Task:
Set down the material below in full, matching it exactly.

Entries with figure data
§
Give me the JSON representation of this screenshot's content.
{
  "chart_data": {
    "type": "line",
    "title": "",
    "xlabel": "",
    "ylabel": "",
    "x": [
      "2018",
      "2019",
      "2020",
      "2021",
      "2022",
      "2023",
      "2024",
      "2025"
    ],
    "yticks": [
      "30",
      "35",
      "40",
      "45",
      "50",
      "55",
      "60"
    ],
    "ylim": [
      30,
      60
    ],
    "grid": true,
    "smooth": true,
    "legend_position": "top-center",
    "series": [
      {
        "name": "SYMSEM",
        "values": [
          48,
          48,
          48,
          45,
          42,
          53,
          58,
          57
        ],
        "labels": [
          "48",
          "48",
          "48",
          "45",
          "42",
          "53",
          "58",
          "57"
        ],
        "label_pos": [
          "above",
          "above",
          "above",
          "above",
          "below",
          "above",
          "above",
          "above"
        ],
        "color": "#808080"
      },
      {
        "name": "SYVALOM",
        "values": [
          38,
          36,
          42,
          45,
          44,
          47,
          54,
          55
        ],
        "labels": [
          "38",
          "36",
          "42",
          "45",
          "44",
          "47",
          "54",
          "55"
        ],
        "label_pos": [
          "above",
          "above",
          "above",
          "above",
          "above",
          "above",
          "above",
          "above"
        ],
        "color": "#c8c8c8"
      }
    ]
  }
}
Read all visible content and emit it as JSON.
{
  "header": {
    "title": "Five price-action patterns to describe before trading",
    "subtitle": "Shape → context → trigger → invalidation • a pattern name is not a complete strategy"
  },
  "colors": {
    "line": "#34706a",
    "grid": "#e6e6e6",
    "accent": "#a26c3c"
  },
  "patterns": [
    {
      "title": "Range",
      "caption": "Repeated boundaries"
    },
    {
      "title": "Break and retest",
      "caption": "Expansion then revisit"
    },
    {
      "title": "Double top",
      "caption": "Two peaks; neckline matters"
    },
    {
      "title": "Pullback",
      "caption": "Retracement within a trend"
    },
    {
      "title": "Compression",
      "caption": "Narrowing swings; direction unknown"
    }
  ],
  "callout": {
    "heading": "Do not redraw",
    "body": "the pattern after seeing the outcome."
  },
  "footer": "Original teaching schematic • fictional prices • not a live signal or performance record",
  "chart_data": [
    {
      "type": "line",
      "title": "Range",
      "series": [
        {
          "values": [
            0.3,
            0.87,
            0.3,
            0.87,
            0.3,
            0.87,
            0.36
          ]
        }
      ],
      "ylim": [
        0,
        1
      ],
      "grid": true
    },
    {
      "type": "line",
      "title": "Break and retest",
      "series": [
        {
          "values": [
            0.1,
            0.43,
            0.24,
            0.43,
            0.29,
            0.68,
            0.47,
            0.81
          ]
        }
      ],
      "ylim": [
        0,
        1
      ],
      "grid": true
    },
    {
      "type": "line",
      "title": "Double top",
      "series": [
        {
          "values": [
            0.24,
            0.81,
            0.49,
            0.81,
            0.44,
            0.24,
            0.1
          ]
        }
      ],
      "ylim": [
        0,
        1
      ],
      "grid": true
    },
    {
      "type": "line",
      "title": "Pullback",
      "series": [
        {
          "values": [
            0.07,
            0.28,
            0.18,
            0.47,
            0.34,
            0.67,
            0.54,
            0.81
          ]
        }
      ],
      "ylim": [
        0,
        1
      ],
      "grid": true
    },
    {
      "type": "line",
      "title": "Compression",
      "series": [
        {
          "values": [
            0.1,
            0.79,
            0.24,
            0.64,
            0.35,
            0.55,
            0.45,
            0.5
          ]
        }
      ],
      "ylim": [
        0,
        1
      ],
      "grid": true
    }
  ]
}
§
Solved exercise:
Give me the JSON representation of this screenshot's content.
{
  "chart_data": {
    "type": "line",
    "title": "",
    "xlabel": "",
    "ylabel": "",
    "x": [
      "2018",
      "2019",
      "2020",
      "2021",
      "2022",
      "2023",
      "2024",
      "2025"
    ],
    "yticks": [
      "30",
      "35",
      "40",
      "45",
      "50",
      "55",
      "60"
    ],
    "ylim": [
      30,
      60
    ],
    "grid": true,
    "smooth": true,
    "legend_position": "top-center",
    "series": [
      {
        "name": "SYMSEM",
        "values": [
          48,
          48,
          48,
          45,
          42,
          53,
          58,
          57
        ],
        "labels": [
          "48",
          "48",
          "48",
          "45",
          "42",
          "53",
          "58",
          "57"
        ],
        "label_pos": [
          "above",
          "above",
          "above",
          "above",
          "below",
          "above",
          "above",
          "above"
        ],
        "color": "#808080"
      },
      {
        "name": "SYVALOM",
        "values": [
          38,
          36,
          42,
          45,
          44,
          47,
          54,
          55
        ],
        "labels": [
          "38",
          "36",
          "42",
          "45",
          "44",
          "47",
          "54",
          "55"
        ],
        "label_pos": [
          "above",
          "above",
          "above",
          "above",
          "above",
          "above",
          "above",
          "above"
        ],
        "color": "#c8c8c8"
      }
    ]
  }
}
Read all visible content and emit it as JSON.
{
  "header": {
    "title": "Five price-action patterns to describe before trading",
    "subtitle": "Shape → context → trigger → invalidation • a pattern name is not a complete strategy"
  },
  "colors": {
    "line": "#34706a",
    "grid": "#e6e6e6",
    "accent": "#a26c3c"
  },
  "patterns": [
    {
      "title": "Range",
      "caption": "Repeated boundaries"
    },
    {
      "title": "Break and retest",
      "caption": "Expansion then revisit"
    },
    {
      "title": "Double top",
      "caption": "Two peaks; neckline matters"
    },
    {
      "title": "Pullback",
      "caption": "Retracement within a trend"
    },
    {
      "title": "Compression",
      "caption": "Narrowing swings; direction unknown"
    }
  ],
  "callout": {
    "heading": "Do not redraw",
    "body": "the pattern after seeing the outcome."
  },
  "footer": "Original teaching schematic • fictional prices • not a live signal or performance record",
  "chart_data": [
    {
      "type": "line",
      "title": "Range",
      "series": [
        {
          "values": [
            0.3,
            0.87,
            0.3,
            0.87,
            0.3,
            0.87,
            0.36
          ]
        }
      ],
      "ylim": [
        0,
        1
      ],
      "grid": true
    },
    {
      "type": "line",
      "title": "Break and retest",
      "series": [
        {
          "values": [
            0.1,
            0.43,
            0.24,
            0.43,
            0.29,
            0.68,
            0.47,
            0.81
          ]
        }
      ],
      "ylim": [
        0,
        1
      ],
      "grid": true
    },
    {
      "type": "line",
      "title": "Double top",
      "series": [
        {
          "values": [
            0.24,
            0.81,
            0.49,
            0.81,
            0.44,
            0.24,
            0.1
          ]
        }
      ],
      "ylim": [
        0,
        1
      ],
      "grid": true
    },
    {
      "type": "line",
      "title": "Pullback",
      "series": [
        {
          "values": [
            0.07,
            0.28,
            0.18,
            0.47,
            0.34,
            0.67,
            0.54,
            0.81
          ]
        }
      ],
      "ylim": [
        0,
        1
      ],
      "grid": true
    },
    {
      "type": "line",
      "title": "Compression",
      "series": [
        {
          "values": [
            0.1,
            0.79,
            0.24,
            0.64,
            0.35,
            0.55,
            0.45,
            0.5
          ]
        }
      ],
      "ylim": [
        0,
        1
      ],
      "grid": true
    }
  ]
}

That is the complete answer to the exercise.